### SHORT TASK
Look through the data for the string "price". Copy every line where it is found.

### INFORMATION GIVEN
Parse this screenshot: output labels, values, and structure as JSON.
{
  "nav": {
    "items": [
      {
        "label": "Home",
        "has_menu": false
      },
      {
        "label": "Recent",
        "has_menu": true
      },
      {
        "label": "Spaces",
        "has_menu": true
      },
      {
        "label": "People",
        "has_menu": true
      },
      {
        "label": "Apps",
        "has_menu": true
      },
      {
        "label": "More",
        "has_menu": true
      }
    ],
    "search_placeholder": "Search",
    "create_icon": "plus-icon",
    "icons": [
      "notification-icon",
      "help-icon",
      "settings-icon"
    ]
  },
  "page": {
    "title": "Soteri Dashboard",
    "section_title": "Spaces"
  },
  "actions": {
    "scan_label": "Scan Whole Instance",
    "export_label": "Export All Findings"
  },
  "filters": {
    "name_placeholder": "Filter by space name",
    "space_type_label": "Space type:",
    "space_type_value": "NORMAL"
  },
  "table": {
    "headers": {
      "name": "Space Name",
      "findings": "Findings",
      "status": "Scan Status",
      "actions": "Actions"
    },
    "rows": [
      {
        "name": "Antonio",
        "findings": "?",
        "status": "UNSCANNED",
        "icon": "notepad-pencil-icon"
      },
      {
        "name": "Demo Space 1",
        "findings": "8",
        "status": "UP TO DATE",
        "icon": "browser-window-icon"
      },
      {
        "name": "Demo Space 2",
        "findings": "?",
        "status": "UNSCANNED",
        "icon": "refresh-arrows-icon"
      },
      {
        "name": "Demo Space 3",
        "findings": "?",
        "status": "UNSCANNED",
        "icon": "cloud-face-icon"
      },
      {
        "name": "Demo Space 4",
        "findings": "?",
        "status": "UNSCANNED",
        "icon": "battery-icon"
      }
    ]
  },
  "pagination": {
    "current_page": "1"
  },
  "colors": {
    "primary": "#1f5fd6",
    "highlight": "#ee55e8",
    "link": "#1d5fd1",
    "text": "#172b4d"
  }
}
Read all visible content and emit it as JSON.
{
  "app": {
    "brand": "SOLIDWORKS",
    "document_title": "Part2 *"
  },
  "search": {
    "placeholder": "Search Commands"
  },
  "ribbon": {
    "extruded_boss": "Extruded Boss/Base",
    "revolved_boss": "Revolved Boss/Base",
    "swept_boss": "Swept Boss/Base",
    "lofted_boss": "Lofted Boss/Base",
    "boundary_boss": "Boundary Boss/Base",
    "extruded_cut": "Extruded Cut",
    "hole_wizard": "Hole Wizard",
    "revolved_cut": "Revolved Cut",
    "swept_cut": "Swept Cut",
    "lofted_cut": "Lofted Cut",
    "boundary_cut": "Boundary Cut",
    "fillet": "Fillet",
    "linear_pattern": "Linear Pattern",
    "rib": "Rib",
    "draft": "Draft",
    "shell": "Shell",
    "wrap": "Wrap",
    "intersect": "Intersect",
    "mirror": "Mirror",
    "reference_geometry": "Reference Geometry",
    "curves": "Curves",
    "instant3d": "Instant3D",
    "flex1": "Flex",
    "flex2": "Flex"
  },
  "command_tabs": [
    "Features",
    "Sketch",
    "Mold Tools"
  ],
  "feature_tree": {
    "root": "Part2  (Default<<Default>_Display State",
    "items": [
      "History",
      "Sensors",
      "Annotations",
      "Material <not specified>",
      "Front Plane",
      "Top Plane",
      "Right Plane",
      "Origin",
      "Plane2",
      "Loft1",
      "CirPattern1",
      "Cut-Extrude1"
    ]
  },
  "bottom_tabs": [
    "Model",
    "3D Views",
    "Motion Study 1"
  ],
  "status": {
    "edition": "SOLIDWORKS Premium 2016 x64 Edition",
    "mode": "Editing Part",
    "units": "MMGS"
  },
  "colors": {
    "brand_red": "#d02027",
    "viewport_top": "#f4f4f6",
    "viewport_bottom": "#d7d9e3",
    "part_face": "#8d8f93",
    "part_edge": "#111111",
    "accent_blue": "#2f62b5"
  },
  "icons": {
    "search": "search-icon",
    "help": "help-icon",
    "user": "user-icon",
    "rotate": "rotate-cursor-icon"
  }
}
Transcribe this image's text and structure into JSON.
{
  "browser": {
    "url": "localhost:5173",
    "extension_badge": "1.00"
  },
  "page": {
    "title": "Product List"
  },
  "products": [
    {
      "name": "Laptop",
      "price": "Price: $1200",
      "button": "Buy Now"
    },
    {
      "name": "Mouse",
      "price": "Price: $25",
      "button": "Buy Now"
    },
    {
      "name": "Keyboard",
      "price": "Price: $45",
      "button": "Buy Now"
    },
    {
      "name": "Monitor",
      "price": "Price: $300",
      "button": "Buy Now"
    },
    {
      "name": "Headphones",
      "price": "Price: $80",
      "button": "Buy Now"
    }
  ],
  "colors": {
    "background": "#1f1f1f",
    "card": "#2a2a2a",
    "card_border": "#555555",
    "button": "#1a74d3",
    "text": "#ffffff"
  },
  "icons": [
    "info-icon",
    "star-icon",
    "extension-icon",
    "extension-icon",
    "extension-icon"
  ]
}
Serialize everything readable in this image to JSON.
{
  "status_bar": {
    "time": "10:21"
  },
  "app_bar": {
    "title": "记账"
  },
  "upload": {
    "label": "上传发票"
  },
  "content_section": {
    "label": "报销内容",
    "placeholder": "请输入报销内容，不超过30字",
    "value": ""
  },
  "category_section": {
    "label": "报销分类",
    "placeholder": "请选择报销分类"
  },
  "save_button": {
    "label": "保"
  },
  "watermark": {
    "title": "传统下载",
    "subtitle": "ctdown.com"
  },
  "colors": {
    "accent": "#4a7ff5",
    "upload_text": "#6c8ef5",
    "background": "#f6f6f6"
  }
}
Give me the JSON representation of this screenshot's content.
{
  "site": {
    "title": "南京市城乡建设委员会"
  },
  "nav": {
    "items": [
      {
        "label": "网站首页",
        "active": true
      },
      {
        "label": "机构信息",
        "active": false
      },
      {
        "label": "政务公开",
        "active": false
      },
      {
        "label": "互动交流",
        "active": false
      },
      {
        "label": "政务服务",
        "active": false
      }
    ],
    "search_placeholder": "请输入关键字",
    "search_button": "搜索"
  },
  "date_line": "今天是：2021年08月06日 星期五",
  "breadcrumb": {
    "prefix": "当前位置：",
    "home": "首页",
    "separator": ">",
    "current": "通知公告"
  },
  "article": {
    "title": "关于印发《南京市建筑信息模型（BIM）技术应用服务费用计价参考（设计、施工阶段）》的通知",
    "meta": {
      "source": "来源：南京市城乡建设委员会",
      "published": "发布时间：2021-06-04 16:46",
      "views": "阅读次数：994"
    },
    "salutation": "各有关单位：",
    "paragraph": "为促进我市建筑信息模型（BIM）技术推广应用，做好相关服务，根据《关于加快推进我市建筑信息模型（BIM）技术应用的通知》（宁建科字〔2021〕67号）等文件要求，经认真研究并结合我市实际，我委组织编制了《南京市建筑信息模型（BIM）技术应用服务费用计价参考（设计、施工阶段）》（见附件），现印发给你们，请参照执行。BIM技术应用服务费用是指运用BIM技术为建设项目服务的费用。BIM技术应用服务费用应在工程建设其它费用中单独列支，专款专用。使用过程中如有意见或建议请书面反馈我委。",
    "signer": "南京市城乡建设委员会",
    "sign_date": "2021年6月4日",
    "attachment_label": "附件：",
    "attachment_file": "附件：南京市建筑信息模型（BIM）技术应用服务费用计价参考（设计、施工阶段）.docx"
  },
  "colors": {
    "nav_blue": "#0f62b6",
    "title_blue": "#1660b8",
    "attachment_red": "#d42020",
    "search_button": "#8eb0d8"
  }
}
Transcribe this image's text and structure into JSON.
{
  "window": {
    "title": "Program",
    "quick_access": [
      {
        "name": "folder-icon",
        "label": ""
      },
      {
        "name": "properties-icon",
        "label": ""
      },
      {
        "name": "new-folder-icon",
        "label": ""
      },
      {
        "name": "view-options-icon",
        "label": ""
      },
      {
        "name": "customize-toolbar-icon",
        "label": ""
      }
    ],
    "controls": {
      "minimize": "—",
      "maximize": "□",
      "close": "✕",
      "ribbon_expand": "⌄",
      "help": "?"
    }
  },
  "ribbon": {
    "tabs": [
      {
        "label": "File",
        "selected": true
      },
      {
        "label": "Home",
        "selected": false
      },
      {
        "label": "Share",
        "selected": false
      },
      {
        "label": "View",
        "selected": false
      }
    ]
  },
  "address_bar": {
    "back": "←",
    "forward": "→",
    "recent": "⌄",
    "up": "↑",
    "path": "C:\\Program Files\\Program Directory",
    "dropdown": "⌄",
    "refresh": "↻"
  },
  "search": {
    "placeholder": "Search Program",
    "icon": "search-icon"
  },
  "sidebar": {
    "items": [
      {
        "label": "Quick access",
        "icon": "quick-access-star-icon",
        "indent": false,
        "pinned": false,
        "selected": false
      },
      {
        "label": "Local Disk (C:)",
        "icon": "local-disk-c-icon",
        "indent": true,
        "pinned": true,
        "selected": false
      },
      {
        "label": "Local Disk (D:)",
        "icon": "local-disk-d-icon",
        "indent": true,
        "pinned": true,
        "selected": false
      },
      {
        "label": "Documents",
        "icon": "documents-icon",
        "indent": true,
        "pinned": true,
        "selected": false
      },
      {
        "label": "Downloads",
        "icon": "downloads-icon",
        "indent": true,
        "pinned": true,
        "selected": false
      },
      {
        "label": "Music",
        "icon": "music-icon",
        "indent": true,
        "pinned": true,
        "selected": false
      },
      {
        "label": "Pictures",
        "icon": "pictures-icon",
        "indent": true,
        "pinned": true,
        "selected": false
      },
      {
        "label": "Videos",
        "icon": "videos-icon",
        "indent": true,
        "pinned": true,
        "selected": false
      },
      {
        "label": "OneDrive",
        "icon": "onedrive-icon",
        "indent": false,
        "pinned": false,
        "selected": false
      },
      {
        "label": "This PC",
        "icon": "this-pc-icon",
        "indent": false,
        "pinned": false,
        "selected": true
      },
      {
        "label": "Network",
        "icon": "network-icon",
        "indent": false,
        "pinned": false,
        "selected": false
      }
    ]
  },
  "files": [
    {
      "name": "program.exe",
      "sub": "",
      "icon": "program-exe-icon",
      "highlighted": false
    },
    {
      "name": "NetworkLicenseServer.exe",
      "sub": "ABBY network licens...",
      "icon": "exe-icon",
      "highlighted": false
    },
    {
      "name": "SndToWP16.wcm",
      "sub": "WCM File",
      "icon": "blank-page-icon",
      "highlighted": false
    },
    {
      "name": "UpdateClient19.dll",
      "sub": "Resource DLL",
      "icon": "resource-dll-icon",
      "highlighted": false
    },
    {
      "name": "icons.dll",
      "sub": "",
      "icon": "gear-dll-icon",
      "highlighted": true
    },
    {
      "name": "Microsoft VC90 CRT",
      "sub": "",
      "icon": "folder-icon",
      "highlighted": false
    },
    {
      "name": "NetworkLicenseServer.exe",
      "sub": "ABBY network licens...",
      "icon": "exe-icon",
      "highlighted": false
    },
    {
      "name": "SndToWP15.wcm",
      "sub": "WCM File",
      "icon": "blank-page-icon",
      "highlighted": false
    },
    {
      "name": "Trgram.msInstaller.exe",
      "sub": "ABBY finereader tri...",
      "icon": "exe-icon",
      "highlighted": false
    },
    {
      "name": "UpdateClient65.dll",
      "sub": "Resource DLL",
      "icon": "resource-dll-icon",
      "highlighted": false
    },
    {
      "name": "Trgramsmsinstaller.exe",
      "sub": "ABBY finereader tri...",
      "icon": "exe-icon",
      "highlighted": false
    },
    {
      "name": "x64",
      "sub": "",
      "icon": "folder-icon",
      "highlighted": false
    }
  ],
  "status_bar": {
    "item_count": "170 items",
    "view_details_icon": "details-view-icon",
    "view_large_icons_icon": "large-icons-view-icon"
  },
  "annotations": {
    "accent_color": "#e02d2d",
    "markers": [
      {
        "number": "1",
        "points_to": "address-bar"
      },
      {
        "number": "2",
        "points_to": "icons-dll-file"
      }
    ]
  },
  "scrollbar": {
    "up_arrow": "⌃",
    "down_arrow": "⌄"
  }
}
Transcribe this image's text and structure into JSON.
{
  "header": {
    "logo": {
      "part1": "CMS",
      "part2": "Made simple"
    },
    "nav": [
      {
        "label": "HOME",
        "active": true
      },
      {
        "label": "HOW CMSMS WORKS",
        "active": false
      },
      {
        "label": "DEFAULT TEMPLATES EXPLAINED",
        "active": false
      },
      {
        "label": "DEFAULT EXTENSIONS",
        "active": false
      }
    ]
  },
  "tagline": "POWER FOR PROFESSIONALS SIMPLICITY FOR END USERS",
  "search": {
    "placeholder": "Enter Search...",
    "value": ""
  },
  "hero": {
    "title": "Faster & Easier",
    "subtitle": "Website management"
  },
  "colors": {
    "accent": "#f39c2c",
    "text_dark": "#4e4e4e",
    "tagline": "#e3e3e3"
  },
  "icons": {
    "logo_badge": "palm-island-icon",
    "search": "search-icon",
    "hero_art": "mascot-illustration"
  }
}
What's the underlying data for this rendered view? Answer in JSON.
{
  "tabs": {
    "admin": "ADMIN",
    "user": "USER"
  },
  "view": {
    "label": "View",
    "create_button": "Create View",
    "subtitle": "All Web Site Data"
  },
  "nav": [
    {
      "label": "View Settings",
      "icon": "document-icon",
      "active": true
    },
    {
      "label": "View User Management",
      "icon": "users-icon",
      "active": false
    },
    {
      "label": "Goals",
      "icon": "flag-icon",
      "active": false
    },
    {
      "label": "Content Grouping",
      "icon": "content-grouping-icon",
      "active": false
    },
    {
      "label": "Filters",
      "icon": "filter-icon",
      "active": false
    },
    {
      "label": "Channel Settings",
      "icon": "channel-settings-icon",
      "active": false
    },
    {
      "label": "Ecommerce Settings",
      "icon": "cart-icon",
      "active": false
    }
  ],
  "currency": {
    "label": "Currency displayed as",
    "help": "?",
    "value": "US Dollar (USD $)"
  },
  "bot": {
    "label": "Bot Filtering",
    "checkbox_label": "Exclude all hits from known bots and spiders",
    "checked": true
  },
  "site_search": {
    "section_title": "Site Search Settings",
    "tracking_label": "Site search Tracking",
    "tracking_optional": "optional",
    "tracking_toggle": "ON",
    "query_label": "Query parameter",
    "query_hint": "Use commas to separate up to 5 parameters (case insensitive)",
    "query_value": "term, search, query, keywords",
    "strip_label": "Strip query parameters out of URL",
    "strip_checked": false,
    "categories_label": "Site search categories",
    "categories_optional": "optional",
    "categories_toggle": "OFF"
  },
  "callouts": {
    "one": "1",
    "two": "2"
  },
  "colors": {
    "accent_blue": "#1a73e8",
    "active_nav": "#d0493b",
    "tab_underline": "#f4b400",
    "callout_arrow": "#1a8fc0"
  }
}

### SOLUTION
      "price": "Price: $1200",
      "price": "Price: $25",
      "price": "Price: $45",
      "price": "Price: $300",
      "price": "Price: $80",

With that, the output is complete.